Task requirements >> Would you print all of the entries word for word?

-------- Source material --------

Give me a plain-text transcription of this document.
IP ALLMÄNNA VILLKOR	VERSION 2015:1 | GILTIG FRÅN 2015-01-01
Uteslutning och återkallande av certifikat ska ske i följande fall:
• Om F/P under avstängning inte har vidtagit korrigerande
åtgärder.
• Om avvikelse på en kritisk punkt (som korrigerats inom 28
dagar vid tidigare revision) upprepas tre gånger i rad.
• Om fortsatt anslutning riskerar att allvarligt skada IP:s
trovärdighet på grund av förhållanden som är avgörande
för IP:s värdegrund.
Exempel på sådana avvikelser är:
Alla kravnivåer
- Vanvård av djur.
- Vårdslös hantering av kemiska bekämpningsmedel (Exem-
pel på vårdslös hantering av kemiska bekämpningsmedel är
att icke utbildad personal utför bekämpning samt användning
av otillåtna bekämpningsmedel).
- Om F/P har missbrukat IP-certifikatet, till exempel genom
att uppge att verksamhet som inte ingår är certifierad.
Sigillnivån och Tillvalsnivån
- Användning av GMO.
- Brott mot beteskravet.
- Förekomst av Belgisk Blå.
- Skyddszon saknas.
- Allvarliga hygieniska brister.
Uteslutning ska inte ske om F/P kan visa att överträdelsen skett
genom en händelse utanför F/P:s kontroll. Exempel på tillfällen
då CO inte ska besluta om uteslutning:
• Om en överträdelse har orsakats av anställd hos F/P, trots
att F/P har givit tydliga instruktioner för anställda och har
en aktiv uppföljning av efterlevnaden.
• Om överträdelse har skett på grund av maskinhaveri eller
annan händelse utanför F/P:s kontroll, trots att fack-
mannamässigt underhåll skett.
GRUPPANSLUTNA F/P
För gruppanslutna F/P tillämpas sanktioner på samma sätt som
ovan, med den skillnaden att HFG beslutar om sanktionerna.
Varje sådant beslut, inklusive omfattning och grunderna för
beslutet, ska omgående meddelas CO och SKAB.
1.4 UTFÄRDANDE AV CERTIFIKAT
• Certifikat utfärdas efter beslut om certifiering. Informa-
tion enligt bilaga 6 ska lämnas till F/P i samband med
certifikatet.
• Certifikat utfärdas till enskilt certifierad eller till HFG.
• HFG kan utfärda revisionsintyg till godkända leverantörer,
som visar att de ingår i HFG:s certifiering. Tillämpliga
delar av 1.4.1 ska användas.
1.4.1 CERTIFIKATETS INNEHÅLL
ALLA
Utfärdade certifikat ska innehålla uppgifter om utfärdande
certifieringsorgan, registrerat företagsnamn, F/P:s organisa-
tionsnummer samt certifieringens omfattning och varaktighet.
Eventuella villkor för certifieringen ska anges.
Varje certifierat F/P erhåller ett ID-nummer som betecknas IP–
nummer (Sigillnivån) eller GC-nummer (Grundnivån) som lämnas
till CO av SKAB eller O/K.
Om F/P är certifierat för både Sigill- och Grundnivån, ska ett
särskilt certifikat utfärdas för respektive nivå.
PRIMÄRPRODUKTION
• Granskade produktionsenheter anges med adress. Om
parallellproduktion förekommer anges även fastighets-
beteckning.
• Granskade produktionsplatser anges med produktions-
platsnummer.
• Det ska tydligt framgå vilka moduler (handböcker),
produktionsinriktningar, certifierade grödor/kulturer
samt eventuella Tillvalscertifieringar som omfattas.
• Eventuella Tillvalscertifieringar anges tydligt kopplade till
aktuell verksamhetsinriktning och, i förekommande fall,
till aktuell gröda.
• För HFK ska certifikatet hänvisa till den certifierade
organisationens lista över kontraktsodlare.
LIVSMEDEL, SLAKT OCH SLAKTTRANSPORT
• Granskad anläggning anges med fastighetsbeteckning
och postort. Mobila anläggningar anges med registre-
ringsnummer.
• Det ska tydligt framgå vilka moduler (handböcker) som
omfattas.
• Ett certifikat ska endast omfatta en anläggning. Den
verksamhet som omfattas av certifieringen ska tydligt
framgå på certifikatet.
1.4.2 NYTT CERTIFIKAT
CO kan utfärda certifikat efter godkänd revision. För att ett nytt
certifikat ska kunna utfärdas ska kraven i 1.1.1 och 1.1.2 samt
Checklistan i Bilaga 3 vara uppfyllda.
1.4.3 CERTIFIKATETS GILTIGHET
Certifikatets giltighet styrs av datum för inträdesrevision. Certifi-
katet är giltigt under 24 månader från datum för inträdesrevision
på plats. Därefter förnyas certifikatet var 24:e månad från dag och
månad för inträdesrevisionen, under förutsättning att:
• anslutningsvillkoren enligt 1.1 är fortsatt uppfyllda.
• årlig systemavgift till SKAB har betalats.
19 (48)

--------

Solution for this problem >>
Give me a plain-text transcription of this document.
IP ALLMÄNNA VILLKOR	VERSION 2015:1 | GILTIG FRÅN 2015-01-01
Uteslutning och återkallande av certifikat ska ske i följande fall:
• Om F/P under avstängning inte har vidtagit korrigerande
åtgärder.
• Om avvikelse på en kritisk punkt (som korrigerats inom 28
dagar vid tidigare revision) upprepas tre gånger i rad.
• Om fortsatt anslutning riskerar att allvarligt skada IP:s
trovärdighet på grund av förhållanden som är avgörande
för IP:s värdegrund.
Exempel på sådana avvikelser är:
Alla kravnivåer
- Vanvård av djur.
- Vårdslös hantering av kemiska bekämpningsmedel (Exem-
pel på vårdslös hantering av kemiska bekämpningsmedel är
att icke utbildad personal utför bekämpning samt användning
av otillåtna bekämpningsmedel).
- Om F/P har missbrukat IP-certifikatet, till exempel genom
att uppge att verksamhet som inte ingår är certifierad.
Sigillnivån och Tillvalsnivån
- Användning av GMO.
- Brott mot beteskravet.
- Förekomst av Belgisk Blå.
- Skyddszon saknas.
- Allvarliga hygieniska brister.
Uteslutning ska inte ske om F/P kan visa att överträdelsen skett
genom en händelse utanför F/P:s kontroll. Exempel på tillfällen
då CO inte ska besluta om uteslutning:
• Om en överträdelse har orsakats av anställd hos F/P, trots
att F/P har givit tydliga instruktioner för anställda och har
en aktiv uppföljning av efterlevnaden.
• Om överträdelse har skett på grund av maskinhaveri eller
annan händelse utanför F/P:s kontroll, trots att fack-
mannamässigt underhåll skett.
GRUPPANSLUTNA F/P
För gruppanslutna F/P tillämpas sanktioner på samma sätt som
ovan, med den skillnaden att HFG beslutar om sanktionerna.
Varje sådant beslut, inklusive omfattning och grunderna för
beslutet, ska omgående meddelas CO och SKAB.
1.4 UTFÄRDANDE AV CERTIFIKAT
• Certifikat utfärdas efter beslut om certifiering. Informa-
tion enligt bilaga 6 ska lämnas till F/P i samband med
certifikatet.
• Certifikat utfärdas till enskilt certifierad eller till HFG.
• HFG kan utfärda revisionsintyg till godkända leverantörer,
som visar att de ingår i HFG:s certifiering. Tillämpliga
delar av 1.4.1 ska användas.
1.4.1 CERTIFIKATETS INNEHÅLL
ALLA
Utfärdade certifikat ska innehålla uppgifter om utfärdande
certifieringsorgan, registrerat företagsnamn, F/P:s organisa-
tionsnummer samt certifieringens omfattning och varaktighet.
Eventuella villkor för certifieringen ska anges.
Varje certifierat F/P erhåller ett ID-nummer som betecknas IP–
nummer (Sigillnivån) eller GC-nummer (Grundnivån) som lämnas
till CO av SKAB eller O/K.
Om F/P är certifierat för både Sigill- och Grundnivån, ska ett
särskilt certifikat utfärdas för respektive nivå.
PRIMÄRPRODUKTION
• Granskade produktionsenheter anges med adress. Om
parallellproduktion förekommer anges även fastighets-
beteckning.
• Granskade produktionsplatser anges med produktions-
platsnummer.
• Det ska tydligt framgå vilka moduler (handböcker),
produktionsinriktningar, certifierade grödor/kulturer
samt eventuella Tillvalscertifieringar som omfattas.
• Eventuella Tillvalscertifieringar anges tydligt kopplade till
aktuell verksamhetsinriktning och, i förekommande fall,
till aktuell gröda.
• För HFK ska certifikatet hänvisa till den certifierade
organisationens lista över kontraktsodlare.
LIVSMEDEL, SLAKT OCH SLAKTTRANSPORT
• Granskad anläggning anges med fastighetsbeteckning
och postort. Mobila anläggningar anges med registre-
ringsnummer.
• Det ska tydligt framgå vilka moduler (handböcker) som
omfattas.
• Ett certifikat ska endast omfatta en anläggning. Den
verksamhet som omfattas av certifieringen ska tydligt
framgå på certifikatet.
1.4.2 NYTT CERTIFIKAT
CO kan utfärda certifikat efter godkänd revision. För att ett nytt
certifikat ska kunna utfärdas ska kraven i 1.1.1 och 1.1.2 samt
Checklistan i Bilaga 3 vara uppfyllda.
1.4.3 CERTIFIKATETS GILTIGHET
Certifikatets giltighet styrs av datum för inträdesrevision. Certifi-
katet är giltigt under 24 månader från datum för inträdesrevision
på plats. Därefter förnyas certifikatet var 24:e månad från dag och
månad för inträdesrevisionen, under förutsättning att:
• anslutningsvillkoren enligt 1.1 är fortsatt uppfyllda.
• årlig systemavgift till SKAB har betalats.
19 (48)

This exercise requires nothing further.